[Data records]
┄┄┄┄┄┄

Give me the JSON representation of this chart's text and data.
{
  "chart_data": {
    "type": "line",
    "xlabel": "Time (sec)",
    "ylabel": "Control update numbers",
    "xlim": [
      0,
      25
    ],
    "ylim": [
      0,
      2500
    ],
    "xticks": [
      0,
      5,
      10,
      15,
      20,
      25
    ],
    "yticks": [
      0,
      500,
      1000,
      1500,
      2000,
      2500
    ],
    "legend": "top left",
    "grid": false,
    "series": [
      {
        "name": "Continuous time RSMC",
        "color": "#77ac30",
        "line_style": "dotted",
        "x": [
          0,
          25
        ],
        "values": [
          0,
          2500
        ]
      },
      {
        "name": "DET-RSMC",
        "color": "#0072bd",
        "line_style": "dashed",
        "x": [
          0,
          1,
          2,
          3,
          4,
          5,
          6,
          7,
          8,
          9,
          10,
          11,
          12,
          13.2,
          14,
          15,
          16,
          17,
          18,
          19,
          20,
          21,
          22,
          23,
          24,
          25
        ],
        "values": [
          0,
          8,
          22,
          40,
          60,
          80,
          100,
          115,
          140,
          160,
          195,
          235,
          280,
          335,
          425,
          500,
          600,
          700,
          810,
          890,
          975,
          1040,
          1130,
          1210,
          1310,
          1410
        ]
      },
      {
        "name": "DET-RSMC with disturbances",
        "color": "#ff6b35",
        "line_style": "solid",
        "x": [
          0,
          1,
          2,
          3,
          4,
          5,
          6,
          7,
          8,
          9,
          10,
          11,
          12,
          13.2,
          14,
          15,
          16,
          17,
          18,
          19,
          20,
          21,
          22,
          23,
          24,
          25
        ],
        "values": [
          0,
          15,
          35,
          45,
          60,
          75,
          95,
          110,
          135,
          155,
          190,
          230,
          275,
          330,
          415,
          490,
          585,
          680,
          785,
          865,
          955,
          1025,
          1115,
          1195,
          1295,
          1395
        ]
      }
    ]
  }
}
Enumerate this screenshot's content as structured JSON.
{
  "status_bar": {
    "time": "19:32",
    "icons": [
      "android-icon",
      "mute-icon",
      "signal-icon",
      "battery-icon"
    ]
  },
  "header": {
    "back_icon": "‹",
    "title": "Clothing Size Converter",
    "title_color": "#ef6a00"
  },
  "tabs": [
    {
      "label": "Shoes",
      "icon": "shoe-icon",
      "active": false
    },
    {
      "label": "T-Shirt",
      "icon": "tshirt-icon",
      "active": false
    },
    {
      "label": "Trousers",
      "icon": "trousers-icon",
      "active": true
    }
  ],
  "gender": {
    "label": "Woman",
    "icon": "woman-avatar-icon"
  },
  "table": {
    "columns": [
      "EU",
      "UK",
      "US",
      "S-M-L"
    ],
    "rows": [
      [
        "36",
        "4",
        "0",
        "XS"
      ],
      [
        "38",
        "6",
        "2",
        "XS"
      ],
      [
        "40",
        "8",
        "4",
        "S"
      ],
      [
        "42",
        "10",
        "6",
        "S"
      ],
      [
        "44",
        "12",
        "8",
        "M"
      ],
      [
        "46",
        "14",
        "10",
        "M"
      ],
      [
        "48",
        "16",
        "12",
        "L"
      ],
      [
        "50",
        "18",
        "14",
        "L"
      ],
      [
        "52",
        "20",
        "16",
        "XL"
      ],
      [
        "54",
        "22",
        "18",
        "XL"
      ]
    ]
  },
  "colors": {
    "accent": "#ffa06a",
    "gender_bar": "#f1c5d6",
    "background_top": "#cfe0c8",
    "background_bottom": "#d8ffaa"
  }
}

┄┄┄┄┄┄

§ Short problem
Scan the lines for the string "name". Copy out each line that matches.

§ Result below
        "name": "Continuous time RSMC",
        "name": "DET-RSMC",
        "name": "DET-RSMC with disturbances",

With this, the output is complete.